• _EXERCISE DETAILS_
Every record here needs to be written out again exactly.

* * *

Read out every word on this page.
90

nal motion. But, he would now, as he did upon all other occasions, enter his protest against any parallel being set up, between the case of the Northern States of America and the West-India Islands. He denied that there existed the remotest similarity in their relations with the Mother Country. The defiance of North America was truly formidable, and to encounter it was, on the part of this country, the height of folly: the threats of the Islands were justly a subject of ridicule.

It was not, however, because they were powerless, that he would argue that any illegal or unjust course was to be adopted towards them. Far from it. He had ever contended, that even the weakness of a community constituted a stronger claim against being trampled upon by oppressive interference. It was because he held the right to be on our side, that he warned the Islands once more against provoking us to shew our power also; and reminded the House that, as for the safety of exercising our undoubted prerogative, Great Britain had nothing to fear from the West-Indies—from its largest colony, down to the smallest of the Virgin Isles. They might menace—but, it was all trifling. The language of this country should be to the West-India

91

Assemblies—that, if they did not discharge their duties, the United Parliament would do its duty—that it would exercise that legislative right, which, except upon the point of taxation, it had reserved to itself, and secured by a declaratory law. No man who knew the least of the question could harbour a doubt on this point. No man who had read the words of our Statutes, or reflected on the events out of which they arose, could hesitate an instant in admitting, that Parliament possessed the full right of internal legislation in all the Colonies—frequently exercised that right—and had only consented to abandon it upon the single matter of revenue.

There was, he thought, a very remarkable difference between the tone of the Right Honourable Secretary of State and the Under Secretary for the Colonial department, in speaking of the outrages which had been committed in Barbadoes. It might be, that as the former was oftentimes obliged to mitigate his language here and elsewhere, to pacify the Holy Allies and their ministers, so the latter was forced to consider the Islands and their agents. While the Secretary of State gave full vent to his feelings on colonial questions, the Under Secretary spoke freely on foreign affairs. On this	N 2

* * *

• _FINAL RESULT_
Read out every word on this page.
90

nal motion. But, he would now, as he did upon all other occasions, enter his protest against any parallel being set up, between the case of the Northern States of America and the West-India Islands. He denied that there existed the remotest similarity in their relations with the Mother Country. The defiance of North America was truly formidable, and to encounter it was, on the part of this country, the height of folly: the threats of the Islands were justly a subject of ridicule.

It was not, however, because they were powerless, that he would argue that any illegal or unjust course was to be adopted towards them. Far from it. He had ever contended, that even the weakness of a community constituted a stronger claim against being trampled upon by oppressive interference. It was because he held the right to be on our side, that he warned the Islands once more against provoking us to shew our power also; and reminded the House that, as for the safety of exercising our undoubted prerogative, Great Britain had nothing to fear from the West-Indies—from its largest colony, down to the smallest of the Virgin Isles. They might menace—but, it was all trifling. The language of this country should be to the West-India

91

Assemblies—that, if they did not discharge their duties, the United Parliament would do its duty—that it would exercise that legislative right, which, except upon the point of taxation, it had reserved to itself, and secured by a declaratory law. No man who knew the least of the question could harbour a doubt on this point. No man who had read the words of our Statutes, or reflected on the events out of which they arose, could hesitate an instant in admitting, that Parliament possessed the full right of internal legislation in all the Colonies—frequently exercised that right—and had only consented to abandon it upon the single matter of revenue.

There was, he thought, a very remarkable difference between the tone of the Right Honourable Secretary of State and the Under Secretary for the Colonial department, in speaking of the outrages which had been committed in Barbadoes. It might be, that as the former was oftentimes obliged to mitigate his language here and elsewhere, to pacify the Holy Allies and their ministers, so the latter was forced to consider the Islands and their agents. While the Secretary of State gave full vent to his feelings on colonial questions, the Under Secretary spoke freely on foreign affairs. On this	N 2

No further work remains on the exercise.